■ Data excerpts ■
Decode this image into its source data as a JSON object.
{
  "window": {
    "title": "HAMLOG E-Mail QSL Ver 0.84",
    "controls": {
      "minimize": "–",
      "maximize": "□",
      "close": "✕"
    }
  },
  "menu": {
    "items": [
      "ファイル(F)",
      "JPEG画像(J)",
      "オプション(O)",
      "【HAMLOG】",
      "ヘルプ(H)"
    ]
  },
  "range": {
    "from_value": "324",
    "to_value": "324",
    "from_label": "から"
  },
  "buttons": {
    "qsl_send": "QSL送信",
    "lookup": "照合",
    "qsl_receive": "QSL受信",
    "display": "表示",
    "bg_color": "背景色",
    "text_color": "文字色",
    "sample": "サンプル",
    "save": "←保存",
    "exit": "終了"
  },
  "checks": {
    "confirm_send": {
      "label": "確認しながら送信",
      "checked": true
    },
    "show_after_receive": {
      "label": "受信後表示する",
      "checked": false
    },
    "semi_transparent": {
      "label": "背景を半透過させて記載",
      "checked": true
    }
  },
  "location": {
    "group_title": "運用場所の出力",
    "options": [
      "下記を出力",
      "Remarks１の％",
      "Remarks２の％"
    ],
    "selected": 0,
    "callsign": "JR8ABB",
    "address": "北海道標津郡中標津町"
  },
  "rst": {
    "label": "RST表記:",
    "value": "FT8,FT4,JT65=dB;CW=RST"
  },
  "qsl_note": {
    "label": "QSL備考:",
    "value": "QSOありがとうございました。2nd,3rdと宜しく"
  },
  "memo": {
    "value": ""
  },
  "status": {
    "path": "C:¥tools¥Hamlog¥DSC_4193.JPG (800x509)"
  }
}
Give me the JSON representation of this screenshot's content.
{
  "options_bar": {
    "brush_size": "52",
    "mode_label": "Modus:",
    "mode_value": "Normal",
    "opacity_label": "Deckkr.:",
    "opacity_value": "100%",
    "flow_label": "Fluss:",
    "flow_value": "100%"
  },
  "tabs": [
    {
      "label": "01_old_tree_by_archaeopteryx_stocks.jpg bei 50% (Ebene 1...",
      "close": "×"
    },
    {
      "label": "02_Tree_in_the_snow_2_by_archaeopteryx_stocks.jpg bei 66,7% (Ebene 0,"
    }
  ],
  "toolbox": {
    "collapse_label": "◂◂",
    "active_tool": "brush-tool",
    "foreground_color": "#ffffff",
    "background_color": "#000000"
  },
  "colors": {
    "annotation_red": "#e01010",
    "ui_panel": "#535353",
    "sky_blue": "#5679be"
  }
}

...

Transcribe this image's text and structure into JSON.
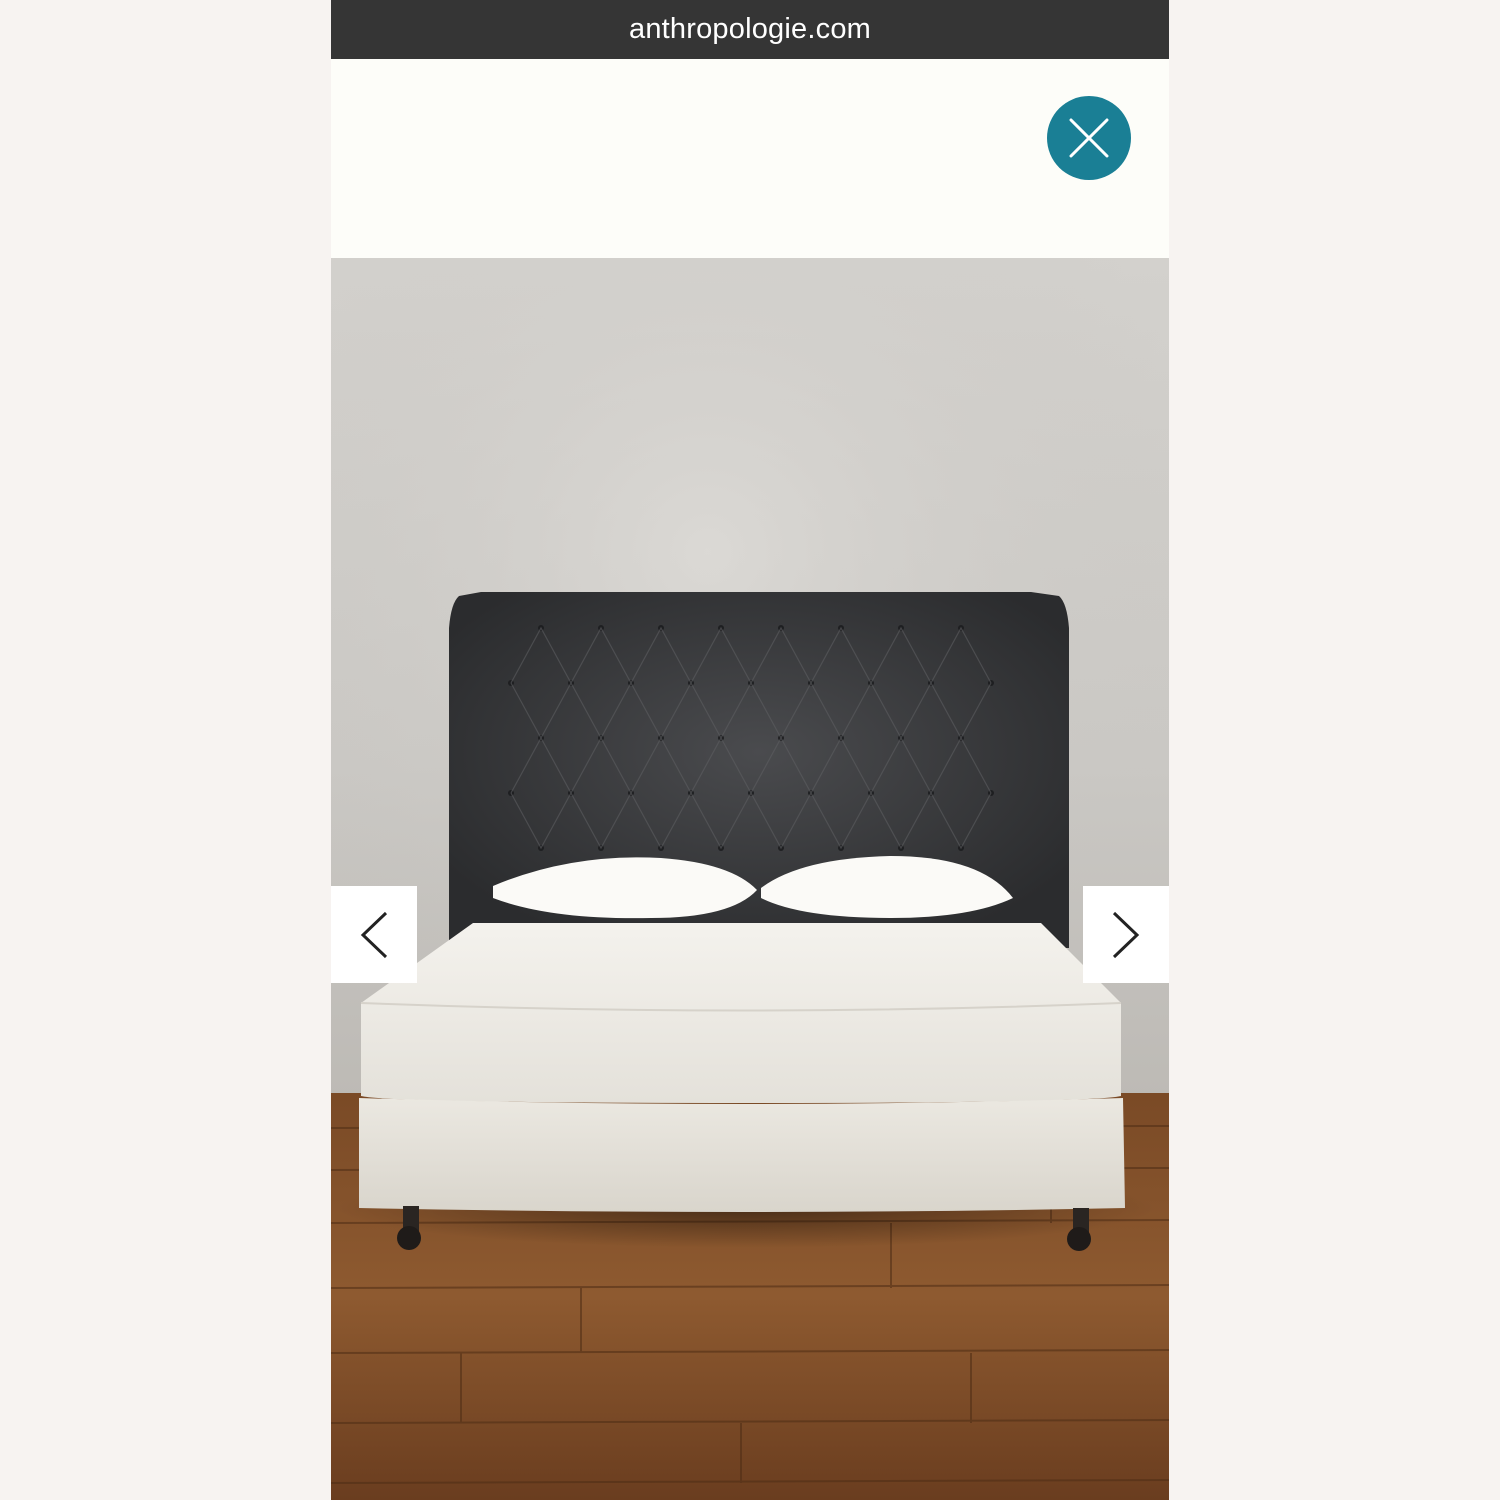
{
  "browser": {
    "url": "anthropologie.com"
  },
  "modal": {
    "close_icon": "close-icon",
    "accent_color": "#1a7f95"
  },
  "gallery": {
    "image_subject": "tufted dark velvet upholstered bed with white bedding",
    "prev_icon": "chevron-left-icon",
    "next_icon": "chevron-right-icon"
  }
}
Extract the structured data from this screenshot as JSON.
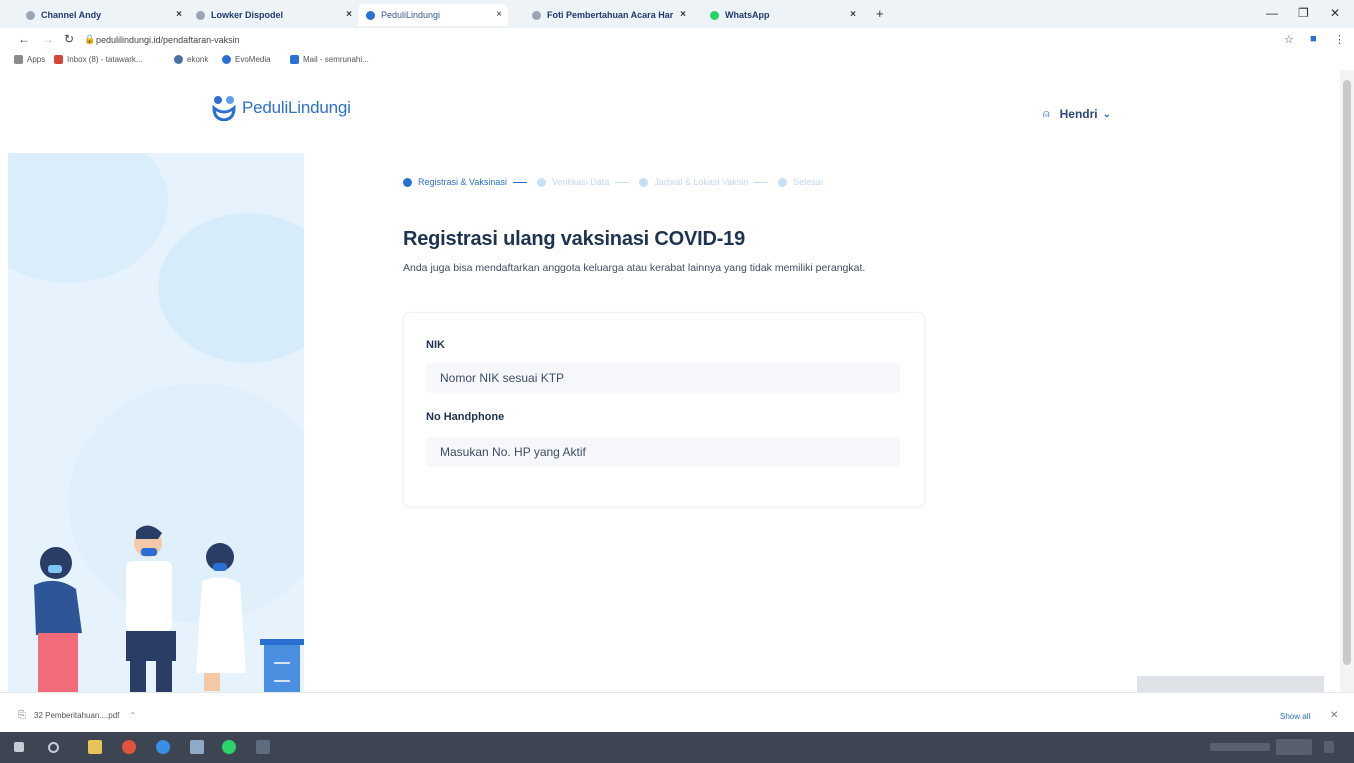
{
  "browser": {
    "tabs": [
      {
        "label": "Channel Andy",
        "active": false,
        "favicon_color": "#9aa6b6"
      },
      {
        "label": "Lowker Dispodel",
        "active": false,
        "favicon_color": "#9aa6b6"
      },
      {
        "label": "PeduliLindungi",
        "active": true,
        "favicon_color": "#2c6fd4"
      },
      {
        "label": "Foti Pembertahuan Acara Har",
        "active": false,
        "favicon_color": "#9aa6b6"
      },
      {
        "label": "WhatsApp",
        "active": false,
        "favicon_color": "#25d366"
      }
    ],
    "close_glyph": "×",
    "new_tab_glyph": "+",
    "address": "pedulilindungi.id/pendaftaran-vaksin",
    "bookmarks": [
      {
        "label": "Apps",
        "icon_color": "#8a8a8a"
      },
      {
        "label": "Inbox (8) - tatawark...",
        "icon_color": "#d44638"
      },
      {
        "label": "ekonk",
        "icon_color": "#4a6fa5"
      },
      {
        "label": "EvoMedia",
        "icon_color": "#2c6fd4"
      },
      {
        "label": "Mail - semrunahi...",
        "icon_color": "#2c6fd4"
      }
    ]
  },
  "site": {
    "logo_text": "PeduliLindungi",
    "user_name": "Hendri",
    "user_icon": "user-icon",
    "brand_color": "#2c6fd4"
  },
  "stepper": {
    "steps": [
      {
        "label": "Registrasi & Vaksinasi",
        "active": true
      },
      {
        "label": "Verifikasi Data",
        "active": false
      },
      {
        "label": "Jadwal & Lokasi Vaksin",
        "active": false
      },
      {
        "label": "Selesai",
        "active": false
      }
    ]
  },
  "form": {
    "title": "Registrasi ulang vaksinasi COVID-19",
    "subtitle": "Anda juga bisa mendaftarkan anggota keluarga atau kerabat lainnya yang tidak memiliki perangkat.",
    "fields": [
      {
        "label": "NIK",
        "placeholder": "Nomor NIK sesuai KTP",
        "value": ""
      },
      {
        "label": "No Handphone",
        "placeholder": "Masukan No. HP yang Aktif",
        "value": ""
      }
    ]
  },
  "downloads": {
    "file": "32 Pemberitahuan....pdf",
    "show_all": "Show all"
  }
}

■ Exercise goal ■
Gather every line from the entries above where the word "chevron" appears, and copy them.

■ Written response ■
    "prev_icon": "chevron-left-icon",
    "next_icon": "chevron-right-icon"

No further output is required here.